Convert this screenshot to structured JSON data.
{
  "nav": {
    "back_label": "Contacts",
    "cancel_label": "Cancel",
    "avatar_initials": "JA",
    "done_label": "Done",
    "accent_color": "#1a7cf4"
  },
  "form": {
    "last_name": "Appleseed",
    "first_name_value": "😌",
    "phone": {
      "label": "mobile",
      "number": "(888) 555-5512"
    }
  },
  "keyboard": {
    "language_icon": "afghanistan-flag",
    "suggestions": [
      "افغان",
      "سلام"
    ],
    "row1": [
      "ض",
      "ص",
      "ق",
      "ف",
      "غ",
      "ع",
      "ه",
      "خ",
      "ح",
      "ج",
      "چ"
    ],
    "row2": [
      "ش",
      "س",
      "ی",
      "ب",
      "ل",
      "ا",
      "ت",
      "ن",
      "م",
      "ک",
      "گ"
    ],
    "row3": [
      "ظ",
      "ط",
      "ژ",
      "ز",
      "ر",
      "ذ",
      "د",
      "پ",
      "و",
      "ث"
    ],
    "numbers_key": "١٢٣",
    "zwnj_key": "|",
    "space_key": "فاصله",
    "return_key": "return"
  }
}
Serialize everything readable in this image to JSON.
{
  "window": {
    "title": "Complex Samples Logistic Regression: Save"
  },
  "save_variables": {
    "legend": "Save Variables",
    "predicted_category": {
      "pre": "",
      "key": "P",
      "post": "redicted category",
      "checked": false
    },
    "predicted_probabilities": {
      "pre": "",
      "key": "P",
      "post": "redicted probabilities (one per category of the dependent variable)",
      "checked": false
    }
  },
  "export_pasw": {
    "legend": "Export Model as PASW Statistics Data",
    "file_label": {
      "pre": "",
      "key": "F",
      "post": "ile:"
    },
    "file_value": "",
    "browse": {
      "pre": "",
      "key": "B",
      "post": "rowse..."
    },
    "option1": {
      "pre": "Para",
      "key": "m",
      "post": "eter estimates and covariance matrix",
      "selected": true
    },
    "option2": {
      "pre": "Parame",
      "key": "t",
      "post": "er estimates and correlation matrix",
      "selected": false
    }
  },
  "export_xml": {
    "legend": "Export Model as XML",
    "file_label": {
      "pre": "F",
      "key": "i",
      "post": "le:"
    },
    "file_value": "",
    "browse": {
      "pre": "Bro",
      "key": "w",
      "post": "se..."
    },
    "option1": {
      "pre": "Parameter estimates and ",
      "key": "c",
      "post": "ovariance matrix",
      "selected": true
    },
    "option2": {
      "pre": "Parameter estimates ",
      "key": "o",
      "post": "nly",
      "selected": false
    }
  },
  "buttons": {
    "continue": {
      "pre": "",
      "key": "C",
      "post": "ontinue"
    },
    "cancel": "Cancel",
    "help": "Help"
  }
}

--------------------------------------------------

PROBLEM:
Write out each line of the data above again, exactly as given.

SOLUTION TO THIS PROBLEM:
Convert this screenshot to structured JSON data.
{
  "nav": {
    "back_label": "Contacts",
    "cancel_label": "Cancel",
    "avatar_initials": "JA",
    "done_label": "Done",
    "accent_color": "#1a7cf4"
  },
  "form": {
    "last_name": "Appleseed",
    "first_name_value": "😌",
    "phone": {
      "label": "mobile",
      "number": "(888) 555-5512"
    }
  },
  "keyboard": {
    "language_icon": "afghanistan-flag",
    "suggestions": [
      "افغان",
      "سلام"
    ],
    "row1": [
      "ض",
      "ص",
      "ق",
      "ف",
      "غ",
      "ع",
      "ه",
      "خ",
      "ح",
      "ج",
      "چ"
    ],
    "row2": [
      "ش",
      "س",
      "ی",
      "ب",
      "ل",
      "ا",
      "ت",
      "ن",
      "م",
      "ک",
      "گ"
    ],
    "row3": [
      "ظ",
      "ط",
      "ژ",
      "ز",
      "ر",
      "ذ",
      "د",
      "پ",
      "و",
      "ث"
    ],
    "numbers_key": "١٢٣",
    "zwnj_key": "|",
    "space_key": "فاصله",
    "return_key": "return"
  }
}
Serialize everything readable in this image to JSON.
{
  "window": {
    "title": "Complex Samples Logistic Regression: Save"
  },
  "save_variables": {
    "legend": "Save Variables",
    "predicted_category": {
      "pre": "",
      "key": "P",
      "post": "redicted category",
      "checked": false
    },
    "predicted_probabilities": {
      "pre": "",
      "key": "P",
      "post": "redicted probabilities (one per category of the dependent variable)",
      "checked": false
    }
  },
  "export_pasw": {
    "legend": "Export Model as PASW Statistics Data",
    "file_label": {
      "pre": "",
      "key": "F",
      "post": "ile:"
    },
    "file_value": "",
    "browse": {
      "pre": "",
      "key": "B",
      "post": "rowse..."
    },
    "option1": {
      "pre": "Para",
      "key": "m",
      "post": "eter estimates and covariance matrix",
      "selected": true
    },
    "option2": {
      "pre": "Parame",
      "key": "t",
      "post": "er estimates and correlation matrix",
      "selected": false
    }
  },
  "export_xml": {
    "legend": "Export Model as XML",
    "file_label": {
      "pre": "F",
      "key": "i",
      "post": "le:"
    },
    "file_value": "",
    "browse": {
      "pre": "Bro",
      "key": "w",
      "post": "se..."
    },
    "option1": {
      "pre": "Parameter estimates and ",
      "key": "c",
      "post": "ovariance matrix",
      "selected": true
    },
    "option2": {
      "pre": "Parameter estimates ",
      "key": "o",
      "post": "nly",
      "selected": false
    }
  },
  "buttons": {
    "continue": {
      "pre": "",
      "key": "C",
      "post": "ontinue"
    },
    "cancel": "Cancel",
    "help": "Help"
  }
}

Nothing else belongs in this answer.